[Records that describe figures]
○ ○ ○

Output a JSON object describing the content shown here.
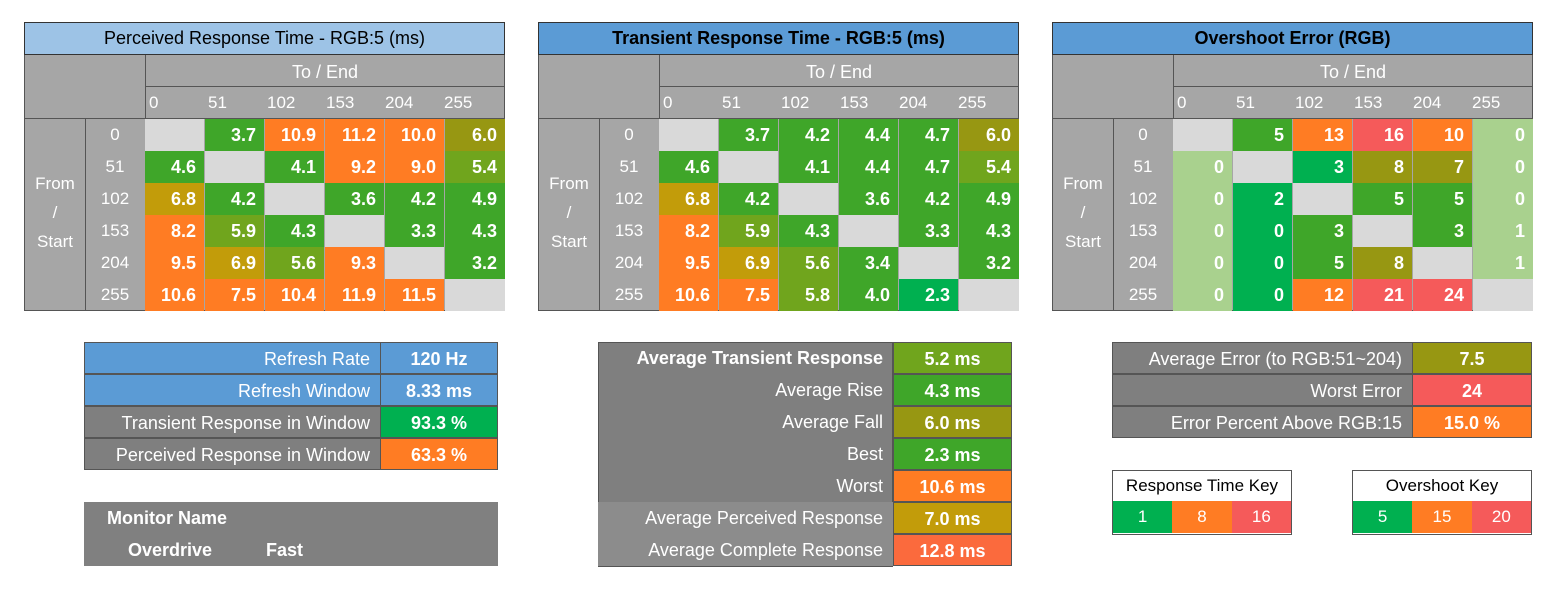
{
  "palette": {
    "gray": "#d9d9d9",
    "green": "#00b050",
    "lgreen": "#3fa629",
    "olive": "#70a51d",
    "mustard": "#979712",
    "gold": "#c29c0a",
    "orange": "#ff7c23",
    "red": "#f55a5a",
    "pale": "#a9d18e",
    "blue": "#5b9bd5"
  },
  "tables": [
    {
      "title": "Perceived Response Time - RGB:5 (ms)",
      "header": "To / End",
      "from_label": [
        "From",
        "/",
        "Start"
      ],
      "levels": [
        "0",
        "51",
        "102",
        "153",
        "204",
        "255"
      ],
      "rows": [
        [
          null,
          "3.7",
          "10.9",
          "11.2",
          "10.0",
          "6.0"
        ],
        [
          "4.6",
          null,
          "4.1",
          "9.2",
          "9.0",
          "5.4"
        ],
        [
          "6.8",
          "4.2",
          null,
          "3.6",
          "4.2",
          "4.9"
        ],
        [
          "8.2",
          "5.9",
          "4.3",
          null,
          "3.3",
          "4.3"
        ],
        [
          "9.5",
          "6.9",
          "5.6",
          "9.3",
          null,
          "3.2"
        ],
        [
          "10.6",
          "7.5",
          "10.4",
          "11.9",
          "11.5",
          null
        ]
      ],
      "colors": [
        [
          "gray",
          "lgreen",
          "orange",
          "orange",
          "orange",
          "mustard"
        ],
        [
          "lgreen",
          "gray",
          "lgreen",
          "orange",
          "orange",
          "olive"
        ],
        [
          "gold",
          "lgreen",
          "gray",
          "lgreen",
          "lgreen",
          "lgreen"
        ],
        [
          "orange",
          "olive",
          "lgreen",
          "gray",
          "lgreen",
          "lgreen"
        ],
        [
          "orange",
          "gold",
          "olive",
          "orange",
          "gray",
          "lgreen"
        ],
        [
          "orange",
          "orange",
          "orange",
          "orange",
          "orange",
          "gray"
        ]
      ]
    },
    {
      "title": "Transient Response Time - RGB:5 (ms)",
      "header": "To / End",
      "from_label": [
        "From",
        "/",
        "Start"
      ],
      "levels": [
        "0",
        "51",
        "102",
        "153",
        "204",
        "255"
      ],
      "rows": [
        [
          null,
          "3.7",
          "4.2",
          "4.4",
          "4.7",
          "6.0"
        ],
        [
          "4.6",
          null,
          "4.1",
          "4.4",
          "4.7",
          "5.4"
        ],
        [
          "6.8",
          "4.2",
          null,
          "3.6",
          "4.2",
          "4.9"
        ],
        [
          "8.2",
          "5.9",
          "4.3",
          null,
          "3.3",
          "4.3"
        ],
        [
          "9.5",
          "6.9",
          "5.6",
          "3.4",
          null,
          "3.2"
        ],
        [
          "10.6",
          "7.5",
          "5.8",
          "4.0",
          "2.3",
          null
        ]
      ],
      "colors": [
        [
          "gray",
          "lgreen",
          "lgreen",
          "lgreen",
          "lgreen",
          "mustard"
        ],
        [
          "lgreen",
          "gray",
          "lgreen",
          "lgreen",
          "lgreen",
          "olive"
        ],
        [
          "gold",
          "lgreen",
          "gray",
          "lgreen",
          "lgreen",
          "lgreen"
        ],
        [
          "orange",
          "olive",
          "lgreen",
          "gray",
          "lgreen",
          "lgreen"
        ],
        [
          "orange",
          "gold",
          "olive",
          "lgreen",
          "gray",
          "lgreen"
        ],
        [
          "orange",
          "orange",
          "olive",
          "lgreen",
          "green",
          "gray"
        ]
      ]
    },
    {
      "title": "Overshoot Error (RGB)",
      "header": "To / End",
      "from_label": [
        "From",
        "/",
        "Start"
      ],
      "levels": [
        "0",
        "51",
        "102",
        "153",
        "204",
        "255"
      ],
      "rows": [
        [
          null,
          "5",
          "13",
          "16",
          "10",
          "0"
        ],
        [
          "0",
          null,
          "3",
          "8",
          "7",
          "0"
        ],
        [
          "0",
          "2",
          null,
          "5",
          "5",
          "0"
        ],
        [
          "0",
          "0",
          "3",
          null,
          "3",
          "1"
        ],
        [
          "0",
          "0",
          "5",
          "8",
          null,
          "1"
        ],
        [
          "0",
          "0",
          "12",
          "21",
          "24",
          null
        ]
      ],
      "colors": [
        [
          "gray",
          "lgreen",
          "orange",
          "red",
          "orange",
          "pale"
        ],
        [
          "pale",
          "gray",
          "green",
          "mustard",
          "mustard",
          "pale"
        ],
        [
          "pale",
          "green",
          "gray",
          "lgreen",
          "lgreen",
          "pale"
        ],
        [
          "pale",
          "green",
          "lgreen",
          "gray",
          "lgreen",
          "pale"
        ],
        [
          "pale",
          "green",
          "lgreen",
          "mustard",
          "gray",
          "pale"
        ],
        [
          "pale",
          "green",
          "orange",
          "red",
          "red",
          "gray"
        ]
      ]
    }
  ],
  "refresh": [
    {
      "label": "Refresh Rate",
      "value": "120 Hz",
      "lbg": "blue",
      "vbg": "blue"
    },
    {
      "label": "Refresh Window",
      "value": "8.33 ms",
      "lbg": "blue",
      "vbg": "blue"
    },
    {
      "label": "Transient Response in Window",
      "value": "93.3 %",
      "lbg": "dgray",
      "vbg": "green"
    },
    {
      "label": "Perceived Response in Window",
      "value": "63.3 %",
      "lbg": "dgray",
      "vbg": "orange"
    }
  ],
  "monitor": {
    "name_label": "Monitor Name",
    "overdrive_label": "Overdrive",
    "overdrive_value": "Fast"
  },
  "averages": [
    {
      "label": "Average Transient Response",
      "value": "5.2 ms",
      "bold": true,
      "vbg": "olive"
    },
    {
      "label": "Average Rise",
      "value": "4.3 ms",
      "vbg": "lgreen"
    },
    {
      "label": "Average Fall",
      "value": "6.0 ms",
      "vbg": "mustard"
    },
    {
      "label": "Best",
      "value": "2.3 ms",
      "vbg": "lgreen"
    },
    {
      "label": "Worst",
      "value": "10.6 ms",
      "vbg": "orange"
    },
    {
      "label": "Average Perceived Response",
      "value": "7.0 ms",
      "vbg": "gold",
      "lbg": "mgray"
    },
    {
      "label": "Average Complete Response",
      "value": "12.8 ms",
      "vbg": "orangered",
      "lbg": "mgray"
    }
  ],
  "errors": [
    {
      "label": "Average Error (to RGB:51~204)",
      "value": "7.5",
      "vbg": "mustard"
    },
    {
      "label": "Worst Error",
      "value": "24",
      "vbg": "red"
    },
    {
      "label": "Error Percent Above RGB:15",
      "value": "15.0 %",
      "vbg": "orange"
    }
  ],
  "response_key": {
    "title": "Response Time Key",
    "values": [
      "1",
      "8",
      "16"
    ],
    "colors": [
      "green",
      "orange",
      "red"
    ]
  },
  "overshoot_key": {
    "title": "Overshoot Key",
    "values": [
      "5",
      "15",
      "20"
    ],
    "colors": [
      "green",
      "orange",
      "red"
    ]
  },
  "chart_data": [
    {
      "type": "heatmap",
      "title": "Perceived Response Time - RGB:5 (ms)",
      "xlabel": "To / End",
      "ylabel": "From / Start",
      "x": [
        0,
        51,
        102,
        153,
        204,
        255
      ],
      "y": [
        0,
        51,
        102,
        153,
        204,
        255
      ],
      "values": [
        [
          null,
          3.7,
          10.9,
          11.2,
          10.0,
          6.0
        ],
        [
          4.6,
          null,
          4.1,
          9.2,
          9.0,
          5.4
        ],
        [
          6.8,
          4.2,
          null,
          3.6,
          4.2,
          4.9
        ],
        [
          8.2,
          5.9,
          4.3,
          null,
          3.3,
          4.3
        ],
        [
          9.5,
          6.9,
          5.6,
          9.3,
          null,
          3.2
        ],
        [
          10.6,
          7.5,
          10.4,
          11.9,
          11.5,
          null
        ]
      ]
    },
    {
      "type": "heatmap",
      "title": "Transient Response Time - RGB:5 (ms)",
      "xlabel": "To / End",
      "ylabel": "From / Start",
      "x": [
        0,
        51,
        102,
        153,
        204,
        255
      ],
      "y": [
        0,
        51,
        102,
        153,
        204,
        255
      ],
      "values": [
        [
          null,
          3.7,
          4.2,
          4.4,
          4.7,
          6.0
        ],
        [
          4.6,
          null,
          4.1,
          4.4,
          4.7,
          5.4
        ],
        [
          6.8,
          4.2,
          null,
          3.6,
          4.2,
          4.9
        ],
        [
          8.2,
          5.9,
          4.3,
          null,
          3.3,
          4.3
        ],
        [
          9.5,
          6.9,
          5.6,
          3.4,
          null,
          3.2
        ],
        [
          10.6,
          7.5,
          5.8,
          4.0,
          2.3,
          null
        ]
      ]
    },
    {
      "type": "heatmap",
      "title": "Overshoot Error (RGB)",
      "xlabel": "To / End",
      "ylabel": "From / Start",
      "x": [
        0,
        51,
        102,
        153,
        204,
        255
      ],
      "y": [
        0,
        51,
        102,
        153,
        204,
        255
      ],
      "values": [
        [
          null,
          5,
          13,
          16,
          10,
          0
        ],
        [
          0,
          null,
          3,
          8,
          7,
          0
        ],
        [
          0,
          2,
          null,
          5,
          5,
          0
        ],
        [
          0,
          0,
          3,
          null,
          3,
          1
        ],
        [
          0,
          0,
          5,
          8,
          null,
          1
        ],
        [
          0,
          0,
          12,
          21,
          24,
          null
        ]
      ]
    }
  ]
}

○ ○ ○

■ Task prompt:
Point out every line holding the string "Perceived" and copy it.

■ The solution:
      "title": "Perceived Response Time - RGB:5 (ms)",
      "label": "Perceived Response in Window",
      "label": "Average Perceived Response",
      "title": "Perceived Response Time - RGB:5 (ms)",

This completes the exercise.